#### [Given task]
Repeat each line exactly, leaving nothing out.

╭─ Data entries

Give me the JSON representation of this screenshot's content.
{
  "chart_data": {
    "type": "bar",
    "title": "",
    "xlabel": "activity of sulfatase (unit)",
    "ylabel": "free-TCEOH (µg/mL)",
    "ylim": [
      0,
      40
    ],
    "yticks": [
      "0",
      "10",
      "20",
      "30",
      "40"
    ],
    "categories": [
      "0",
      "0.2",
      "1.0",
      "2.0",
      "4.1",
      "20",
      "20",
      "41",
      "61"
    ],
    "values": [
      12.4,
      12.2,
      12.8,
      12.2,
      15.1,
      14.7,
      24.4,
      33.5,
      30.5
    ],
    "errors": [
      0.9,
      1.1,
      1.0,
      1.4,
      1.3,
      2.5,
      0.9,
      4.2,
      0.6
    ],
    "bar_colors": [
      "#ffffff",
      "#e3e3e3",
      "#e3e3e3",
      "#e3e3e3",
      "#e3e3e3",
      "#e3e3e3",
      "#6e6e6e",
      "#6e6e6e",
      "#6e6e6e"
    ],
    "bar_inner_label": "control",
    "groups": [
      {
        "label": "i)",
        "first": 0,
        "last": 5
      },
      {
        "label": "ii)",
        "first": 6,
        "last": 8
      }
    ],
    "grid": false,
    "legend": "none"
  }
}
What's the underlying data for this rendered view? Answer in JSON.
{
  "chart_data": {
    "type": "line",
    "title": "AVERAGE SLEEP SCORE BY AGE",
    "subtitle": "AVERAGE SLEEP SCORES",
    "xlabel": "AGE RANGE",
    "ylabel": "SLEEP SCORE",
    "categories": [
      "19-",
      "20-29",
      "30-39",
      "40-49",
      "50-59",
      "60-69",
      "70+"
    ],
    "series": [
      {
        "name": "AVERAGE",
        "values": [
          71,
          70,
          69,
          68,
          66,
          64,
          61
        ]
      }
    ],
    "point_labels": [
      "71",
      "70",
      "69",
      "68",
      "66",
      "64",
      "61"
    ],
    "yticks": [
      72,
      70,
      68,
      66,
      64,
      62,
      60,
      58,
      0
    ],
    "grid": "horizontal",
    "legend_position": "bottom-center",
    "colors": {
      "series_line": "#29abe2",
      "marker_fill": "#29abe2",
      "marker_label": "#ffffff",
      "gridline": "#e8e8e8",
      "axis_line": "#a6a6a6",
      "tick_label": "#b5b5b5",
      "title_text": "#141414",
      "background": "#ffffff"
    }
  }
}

╰─

#### [The solution]
Give me the JSON representation of this screenshot's content.
{
  "chart_data": {
    "type": "bar",
    "title": "",
    "xlabel": "activity of sulfatase (unit)",
    "ylabel": "free-TCEOH (µg/mL)",
    "ylim": [
      0,
      40
    ],
    "yticks": [
      "0",
      "10",
      "20",
      "30",
      "40"
    ],
    "categories": [
      "0",
      "0.2",
      "1.0",
      "2.0",
      "4.1",
      "20",
      "20",
      "41",
      "61"
    ],
    "values": [
      12.4,
      12.2,
      12.8,
      12.2,
      15.1,
      14.7,
      24.4,
      33.5,
      30.5
    ],
    "errors": [
      0.9,
      1.1,
      1.0,
      1.4,
      1.3,
      2.5,
      0.9,
      4.2,
      0.6
    ],
    "bar_colors": [
      "#ffffff",
      "#e3e3e3",
      "#e3e3e3",
      "#e3e3e3",
      "#e3e3e3",
      "#e3e3e3",
      "#6e6e6e",
      "#6e6e6e",
      "#6e6e6e"
    ],
    "bar_inner_label": "control",
    "groups": [
      {
        "label": "i)",
        "first": 0,
        "last": 5
      },
      {
        "label": "ii)",
        "first": 6,
        "last": 8
      }
    ],
    "grid": false,
    "legend": "none"
  }
}
What's the underlying data for this rendered view? Answer in JSON.
{
  "chart_data": {
    "type": "line",
    "title": "AVERAGE SLEEP SCORE BY AGE",
    "subtitle": "AVERAGE SLEEP SCORES",
    "xlabel": "AGE RANGE",
    "ylabel": "SLEEP SCORE",
    "categories": [
      "19-",
      "20-29",
      "30-39",
      "40-49",
      "50-59",
      "60-69",
      "70+"
    ],
    "series": [
      {
        "name": "AVERAGE",
        "values": [
          71,
          70,
          69,
          68,
          66,
          64,
          61
        ]
      }
    ],
    "point_labels": [
      "71",
      "70",
      "69",
      "68",
      "66",
      "64",
      "61"
    ],
    "yticks": [
      72,
      70,
      68,
      66,
      64,
      62,
      60,
      58,
      0
    ],
    "grid": "horizontal",
    "legend_position": "bottom-center",
    "colors": {
      "series_line": "#29abe2",
      "marker_fill": "#29abe2",
      "marker_label": "#ffffff",
      "gridline": "#e8e8e8",
      "axis_line": "#a6a6a6",
      "tick_label": "#b5b5b5",
      "title_text": "#141414",
      "background": "#ffffff"
    }
  }
}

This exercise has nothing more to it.